■ The task ■
Quote only the lines from the one containing "Transcribe this chart's" through the final line, both included, and omit the pictures.

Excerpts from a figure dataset
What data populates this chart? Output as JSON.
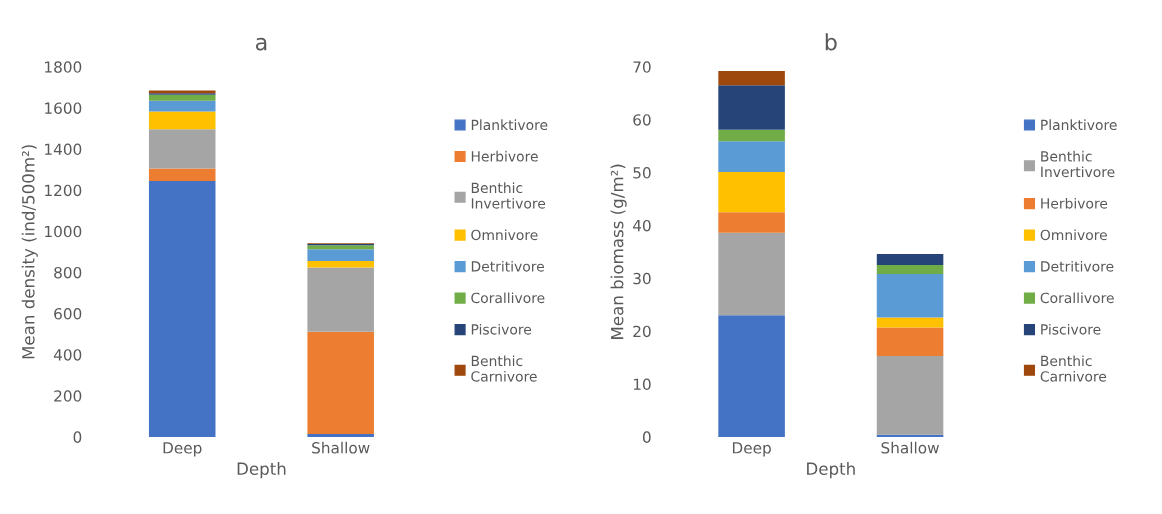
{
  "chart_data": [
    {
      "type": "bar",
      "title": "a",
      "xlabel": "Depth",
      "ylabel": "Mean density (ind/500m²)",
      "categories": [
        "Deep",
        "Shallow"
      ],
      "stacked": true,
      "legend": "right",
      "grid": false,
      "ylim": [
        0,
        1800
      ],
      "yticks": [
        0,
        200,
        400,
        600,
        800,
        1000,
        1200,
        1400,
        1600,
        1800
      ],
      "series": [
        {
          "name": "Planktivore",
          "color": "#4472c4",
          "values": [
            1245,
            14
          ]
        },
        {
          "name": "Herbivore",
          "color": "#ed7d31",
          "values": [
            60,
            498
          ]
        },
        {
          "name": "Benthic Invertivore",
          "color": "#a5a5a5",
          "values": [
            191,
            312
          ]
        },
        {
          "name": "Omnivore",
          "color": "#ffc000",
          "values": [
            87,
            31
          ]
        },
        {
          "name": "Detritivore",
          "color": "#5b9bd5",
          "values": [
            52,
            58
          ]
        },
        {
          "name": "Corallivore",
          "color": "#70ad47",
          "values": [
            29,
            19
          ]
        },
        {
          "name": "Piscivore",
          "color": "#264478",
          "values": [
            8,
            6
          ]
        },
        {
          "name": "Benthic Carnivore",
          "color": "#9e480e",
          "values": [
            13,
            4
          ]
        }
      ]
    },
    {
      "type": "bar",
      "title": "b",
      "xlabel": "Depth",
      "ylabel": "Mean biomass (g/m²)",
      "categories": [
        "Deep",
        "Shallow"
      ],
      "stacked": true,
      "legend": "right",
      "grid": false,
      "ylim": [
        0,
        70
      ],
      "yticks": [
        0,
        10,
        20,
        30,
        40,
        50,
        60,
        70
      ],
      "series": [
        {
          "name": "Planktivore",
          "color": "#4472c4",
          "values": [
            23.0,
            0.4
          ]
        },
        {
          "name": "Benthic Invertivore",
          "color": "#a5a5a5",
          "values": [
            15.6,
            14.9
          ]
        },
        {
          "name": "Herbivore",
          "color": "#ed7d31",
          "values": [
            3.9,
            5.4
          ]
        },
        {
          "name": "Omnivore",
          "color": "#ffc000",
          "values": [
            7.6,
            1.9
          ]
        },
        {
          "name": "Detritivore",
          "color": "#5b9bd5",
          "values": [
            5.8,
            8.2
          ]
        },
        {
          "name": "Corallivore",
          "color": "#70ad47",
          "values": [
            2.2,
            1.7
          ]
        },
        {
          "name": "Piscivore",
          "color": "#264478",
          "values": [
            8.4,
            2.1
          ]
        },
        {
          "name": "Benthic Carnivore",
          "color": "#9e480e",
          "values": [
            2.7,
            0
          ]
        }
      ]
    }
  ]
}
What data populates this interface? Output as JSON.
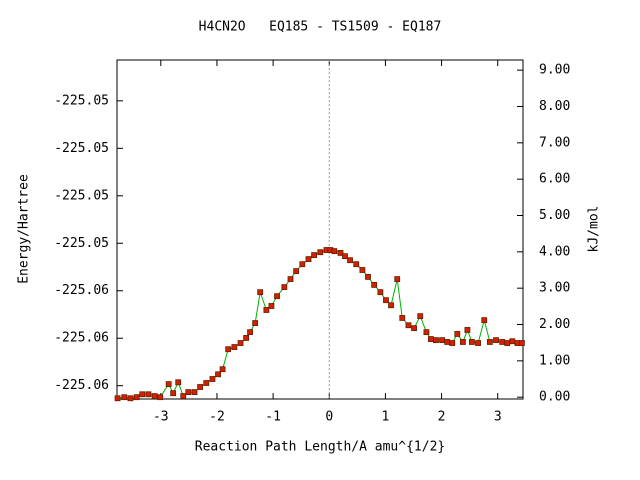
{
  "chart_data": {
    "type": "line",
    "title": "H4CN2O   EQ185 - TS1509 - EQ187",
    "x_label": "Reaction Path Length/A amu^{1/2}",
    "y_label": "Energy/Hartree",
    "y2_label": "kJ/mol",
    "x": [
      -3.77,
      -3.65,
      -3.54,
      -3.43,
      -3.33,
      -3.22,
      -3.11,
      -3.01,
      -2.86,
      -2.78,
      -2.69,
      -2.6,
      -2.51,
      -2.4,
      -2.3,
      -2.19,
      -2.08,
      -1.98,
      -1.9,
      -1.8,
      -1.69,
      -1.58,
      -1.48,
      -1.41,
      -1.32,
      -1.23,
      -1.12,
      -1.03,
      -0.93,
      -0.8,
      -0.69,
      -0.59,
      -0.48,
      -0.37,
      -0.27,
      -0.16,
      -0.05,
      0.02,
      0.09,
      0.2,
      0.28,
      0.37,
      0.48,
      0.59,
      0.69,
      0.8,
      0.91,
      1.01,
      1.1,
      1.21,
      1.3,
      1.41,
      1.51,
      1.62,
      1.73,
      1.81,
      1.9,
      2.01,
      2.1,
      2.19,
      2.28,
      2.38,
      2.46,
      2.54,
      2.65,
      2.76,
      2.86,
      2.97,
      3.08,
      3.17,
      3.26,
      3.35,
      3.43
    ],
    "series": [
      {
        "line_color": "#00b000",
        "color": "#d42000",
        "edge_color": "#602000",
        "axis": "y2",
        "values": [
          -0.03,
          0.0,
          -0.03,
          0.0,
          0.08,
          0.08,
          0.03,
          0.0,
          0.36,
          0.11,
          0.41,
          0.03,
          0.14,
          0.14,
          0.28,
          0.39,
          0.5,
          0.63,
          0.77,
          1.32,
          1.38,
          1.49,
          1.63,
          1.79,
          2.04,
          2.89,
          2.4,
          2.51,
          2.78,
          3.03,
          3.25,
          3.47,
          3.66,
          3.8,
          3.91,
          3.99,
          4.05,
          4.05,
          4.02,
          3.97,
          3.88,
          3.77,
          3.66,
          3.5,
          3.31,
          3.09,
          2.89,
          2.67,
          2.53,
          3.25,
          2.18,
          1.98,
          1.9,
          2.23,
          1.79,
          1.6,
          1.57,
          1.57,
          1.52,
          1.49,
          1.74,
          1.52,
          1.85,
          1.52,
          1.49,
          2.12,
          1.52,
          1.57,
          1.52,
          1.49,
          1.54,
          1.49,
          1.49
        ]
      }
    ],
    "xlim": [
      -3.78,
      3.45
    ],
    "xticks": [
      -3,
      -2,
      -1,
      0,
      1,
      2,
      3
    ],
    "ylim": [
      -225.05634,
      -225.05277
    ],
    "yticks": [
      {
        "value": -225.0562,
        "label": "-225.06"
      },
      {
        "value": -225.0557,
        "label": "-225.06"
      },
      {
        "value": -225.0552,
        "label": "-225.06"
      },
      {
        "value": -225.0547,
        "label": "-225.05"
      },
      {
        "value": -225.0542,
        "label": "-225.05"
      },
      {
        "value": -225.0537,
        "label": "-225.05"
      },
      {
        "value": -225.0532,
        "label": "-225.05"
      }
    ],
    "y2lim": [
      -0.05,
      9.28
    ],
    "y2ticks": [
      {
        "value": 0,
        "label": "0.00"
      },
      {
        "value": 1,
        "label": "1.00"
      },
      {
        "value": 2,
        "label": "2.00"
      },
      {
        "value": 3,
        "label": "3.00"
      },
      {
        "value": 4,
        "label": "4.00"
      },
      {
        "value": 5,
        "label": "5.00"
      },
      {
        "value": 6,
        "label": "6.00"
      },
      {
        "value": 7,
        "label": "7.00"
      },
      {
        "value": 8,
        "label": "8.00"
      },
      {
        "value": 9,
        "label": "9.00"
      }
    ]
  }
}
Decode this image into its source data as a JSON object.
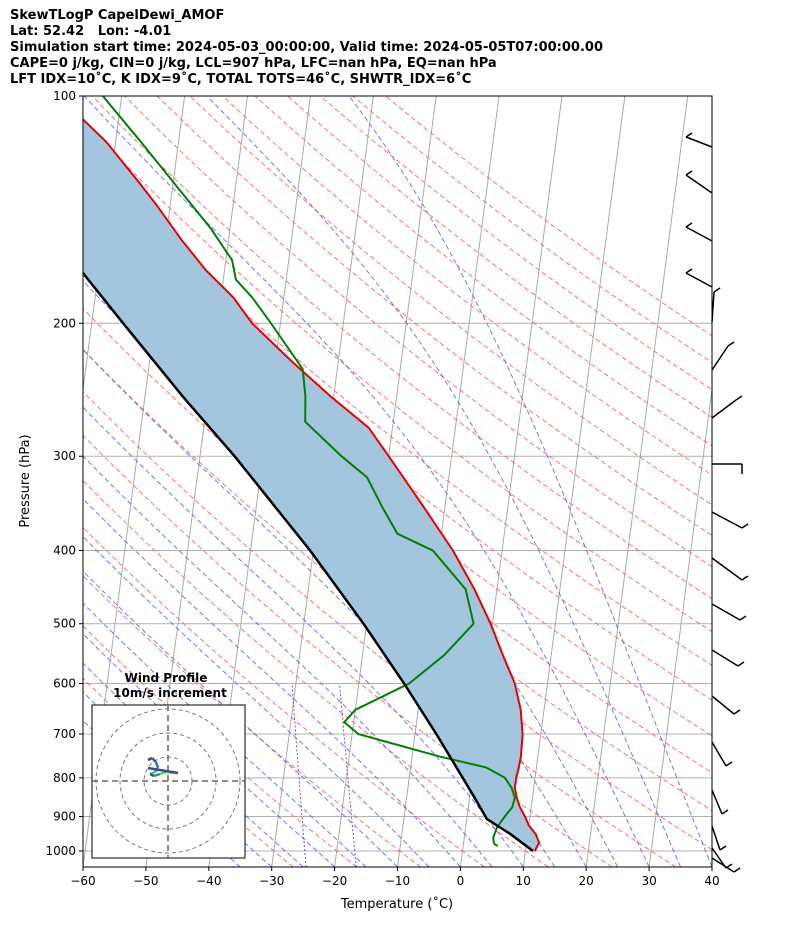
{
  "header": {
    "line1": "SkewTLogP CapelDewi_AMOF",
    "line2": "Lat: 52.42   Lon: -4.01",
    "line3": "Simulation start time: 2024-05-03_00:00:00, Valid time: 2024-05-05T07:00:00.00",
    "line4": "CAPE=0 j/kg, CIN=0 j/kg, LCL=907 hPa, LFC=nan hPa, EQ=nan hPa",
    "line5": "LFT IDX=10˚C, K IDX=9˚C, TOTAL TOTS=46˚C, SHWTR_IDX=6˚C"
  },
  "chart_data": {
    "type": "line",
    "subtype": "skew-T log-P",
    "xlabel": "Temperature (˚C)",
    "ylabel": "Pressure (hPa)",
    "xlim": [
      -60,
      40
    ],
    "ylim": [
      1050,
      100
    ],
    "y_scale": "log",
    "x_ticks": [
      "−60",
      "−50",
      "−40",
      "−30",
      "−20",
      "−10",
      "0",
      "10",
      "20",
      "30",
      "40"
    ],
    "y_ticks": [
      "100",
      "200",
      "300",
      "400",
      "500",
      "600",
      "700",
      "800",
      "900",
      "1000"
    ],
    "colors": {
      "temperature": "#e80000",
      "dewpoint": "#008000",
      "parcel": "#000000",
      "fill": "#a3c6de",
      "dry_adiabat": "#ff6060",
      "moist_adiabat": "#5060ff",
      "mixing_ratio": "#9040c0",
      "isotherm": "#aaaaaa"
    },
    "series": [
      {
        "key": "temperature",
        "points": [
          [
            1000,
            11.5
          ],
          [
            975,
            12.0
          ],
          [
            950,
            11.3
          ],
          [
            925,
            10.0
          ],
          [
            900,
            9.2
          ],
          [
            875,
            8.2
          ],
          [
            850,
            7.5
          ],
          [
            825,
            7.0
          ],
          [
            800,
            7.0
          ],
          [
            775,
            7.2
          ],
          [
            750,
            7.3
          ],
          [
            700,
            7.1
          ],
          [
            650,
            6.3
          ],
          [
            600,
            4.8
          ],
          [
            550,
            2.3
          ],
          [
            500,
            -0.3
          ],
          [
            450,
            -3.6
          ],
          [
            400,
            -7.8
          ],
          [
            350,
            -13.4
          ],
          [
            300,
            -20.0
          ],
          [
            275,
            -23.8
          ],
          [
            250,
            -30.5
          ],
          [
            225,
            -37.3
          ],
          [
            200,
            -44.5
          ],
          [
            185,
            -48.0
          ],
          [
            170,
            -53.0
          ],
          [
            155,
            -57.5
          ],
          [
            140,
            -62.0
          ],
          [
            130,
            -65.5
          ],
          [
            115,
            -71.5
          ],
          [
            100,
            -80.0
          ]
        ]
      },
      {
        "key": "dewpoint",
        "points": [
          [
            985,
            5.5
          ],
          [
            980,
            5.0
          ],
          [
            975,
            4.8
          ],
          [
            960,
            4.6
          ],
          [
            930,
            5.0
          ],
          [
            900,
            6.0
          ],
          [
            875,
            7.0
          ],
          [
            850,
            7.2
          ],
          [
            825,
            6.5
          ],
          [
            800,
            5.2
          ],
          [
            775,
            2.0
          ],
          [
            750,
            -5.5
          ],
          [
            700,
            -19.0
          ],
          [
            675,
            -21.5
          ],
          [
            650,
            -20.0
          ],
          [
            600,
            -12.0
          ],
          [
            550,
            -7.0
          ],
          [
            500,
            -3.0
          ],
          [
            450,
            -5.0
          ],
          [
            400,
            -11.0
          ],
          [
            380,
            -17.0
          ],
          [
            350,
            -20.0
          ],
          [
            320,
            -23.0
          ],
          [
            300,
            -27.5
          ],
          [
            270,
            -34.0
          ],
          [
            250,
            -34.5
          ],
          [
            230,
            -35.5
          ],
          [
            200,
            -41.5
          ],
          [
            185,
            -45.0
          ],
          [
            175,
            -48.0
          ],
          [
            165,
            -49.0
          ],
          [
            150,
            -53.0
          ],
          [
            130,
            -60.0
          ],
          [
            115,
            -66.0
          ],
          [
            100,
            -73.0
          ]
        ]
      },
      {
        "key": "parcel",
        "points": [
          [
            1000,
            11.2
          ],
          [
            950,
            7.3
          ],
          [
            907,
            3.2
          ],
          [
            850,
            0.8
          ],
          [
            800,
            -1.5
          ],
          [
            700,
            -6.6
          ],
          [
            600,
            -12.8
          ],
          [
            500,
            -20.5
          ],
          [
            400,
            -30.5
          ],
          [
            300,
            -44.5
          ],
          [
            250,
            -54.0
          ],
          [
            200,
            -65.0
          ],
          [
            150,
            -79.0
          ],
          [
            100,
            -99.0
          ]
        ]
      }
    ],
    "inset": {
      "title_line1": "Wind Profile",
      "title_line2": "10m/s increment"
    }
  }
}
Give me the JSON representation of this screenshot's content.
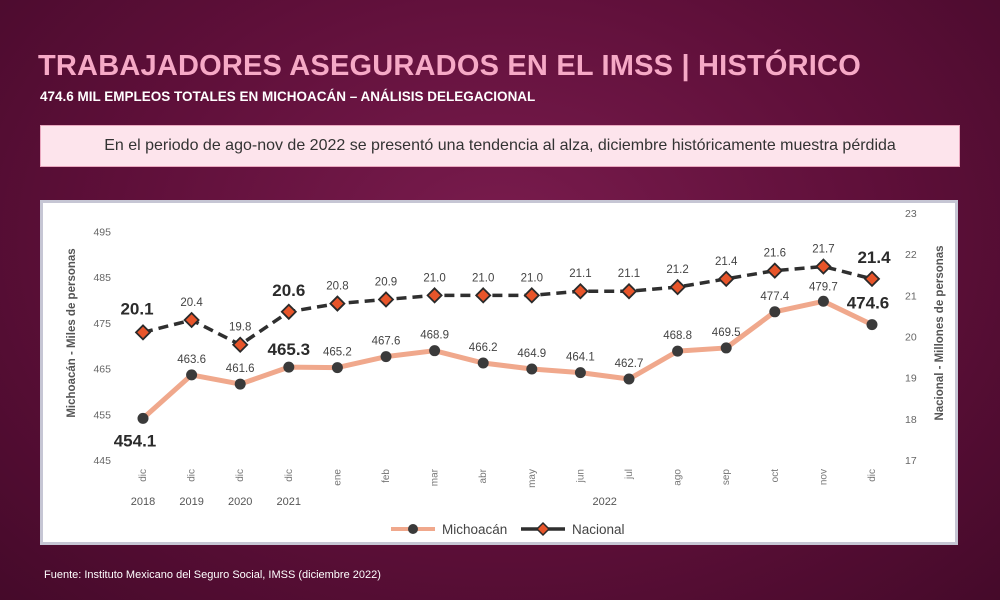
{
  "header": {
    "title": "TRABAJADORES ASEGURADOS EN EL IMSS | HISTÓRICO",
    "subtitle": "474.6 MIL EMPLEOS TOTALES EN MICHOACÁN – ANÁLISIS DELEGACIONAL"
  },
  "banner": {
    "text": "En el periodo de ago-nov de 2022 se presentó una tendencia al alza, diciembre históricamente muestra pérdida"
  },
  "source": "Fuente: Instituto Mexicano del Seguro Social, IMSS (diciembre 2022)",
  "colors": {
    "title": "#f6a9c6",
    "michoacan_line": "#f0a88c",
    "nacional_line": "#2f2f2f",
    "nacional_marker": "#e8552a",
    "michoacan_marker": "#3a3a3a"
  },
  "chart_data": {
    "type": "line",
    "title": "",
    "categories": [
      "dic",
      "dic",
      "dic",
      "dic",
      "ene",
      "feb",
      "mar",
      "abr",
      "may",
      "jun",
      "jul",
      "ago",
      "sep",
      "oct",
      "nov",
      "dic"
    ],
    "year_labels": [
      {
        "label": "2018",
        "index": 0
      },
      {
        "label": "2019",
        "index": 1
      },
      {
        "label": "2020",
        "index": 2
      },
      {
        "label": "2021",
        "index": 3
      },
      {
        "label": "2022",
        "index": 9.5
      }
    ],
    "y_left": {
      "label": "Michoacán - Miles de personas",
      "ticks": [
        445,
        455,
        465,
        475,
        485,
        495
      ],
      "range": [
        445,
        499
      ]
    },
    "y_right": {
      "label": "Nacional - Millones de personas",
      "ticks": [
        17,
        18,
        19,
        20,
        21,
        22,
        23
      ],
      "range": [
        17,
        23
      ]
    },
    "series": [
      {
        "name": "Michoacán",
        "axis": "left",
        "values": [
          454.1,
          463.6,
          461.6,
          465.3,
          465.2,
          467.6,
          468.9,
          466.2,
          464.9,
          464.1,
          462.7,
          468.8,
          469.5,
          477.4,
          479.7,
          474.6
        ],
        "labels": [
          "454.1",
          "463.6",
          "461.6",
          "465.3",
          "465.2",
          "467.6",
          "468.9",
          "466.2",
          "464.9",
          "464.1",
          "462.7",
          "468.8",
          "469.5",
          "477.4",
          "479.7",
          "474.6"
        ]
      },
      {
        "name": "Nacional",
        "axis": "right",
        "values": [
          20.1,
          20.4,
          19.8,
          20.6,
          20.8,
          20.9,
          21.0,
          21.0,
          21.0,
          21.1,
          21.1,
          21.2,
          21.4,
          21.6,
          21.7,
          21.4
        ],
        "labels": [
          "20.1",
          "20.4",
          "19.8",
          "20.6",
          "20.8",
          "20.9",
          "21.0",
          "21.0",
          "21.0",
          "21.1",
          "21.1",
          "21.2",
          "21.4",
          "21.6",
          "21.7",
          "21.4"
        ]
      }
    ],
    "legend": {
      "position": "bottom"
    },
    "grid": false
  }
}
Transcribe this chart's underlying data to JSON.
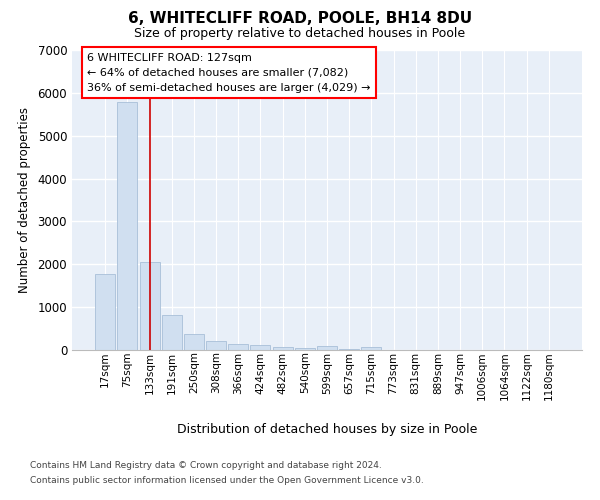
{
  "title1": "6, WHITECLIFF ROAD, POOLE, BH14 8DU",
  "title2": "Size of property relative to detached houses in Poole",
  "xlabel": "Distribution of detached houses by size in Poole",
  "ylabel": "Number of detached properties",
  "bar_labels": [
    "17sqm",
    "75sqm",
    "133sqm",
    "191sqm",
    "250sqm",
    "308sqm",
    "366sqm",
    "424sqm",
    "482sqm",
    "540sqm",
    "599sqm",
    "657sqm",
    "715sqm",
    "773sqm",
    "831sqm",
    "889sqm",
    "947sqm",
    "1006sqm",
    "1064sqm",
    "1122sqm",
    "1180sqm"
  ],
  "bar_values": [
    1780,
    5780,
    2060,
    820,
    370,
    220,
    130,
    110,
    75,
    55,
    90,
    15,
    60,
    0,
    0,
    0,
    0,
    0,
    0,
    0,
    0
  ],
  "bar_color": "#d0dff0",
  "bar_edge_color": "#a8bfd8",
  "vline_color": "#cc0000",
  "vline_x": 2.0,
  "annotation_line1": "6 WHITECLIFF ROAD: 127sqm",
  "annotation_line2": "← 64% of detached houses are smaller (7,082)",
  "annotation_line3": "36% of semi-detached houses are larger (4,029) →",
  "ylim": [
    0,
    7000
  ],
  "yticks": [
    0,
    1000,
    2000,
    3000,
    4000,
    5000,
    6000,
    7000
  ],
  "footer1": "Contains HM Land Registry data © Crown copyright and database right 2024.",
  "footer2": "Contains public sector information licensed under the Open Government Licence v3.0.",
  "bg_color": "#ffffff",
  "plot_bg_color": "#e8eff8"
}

■ Exercise output ■
Transcribe this chart's underlying data to JSON.
{
  "title1": "6, WHITECLIFF ROAD, POOLE, BH14 8DU",
  "title2": "Size of property relative to detached houses in Poole",
  "xlabel": "Distribution of detached houses by size in Poole",
  "ylabel": "Number of detached properties",
  "bar_labels": [
    "17sqm",
    "75sqm",
    "133sqm",
    "191sqm",
    "250sqm",
    "308sqm",
    "366sqm",
    "424sqm",
    "482sqm",
    "540sqm",
    "599sqm",
    "657sqm",
    "715sqm",
    "773sqm",
    "831sqm",
    "889sqm",
    "947sqm",
    "1006sqm",
    "1064sqm",
    "1122sqm",
    "1180sqm"
  ],
  "bar_values": [
    1780,
    5780,
    2060,
    820,
    370,
    220,
    130,
    110,
    75,
    55,
    90,
    15,
    60,
    0,
    0,
    0,
    0,
    0,
    0,
    0,
    0
  ],
  "bar_color": "#d0dff0",
  "bar_edge_color": "#a8bfd8",
  "vline_color": "#cc0000",
  "vline_x": 2.0,
  "annotation_line1": "6 WHITECLIFF ROAD: 127sqm",
  "annotation_line2": "← 64% of detached houses are smaller (7,082)",
  "annotation_line3": "36% of semi-detached houses are larger (4,029) →",
  "ylim": [
    0,
    7000
  ],
  "yticks": [
    0,
    1000,
    2000,
    3000,
    4000,
    5000,
    6000,
    7000
  ],
  "footer1": "Contains HM Land Registry data © Crown copyright and database right 2024.",
  "footer2": "Contains public sector information licensed under the Open Government Licence v3.0.",
  "bg_color": "#ffffff",
  "plot_bg_color": "#e8eff8"
}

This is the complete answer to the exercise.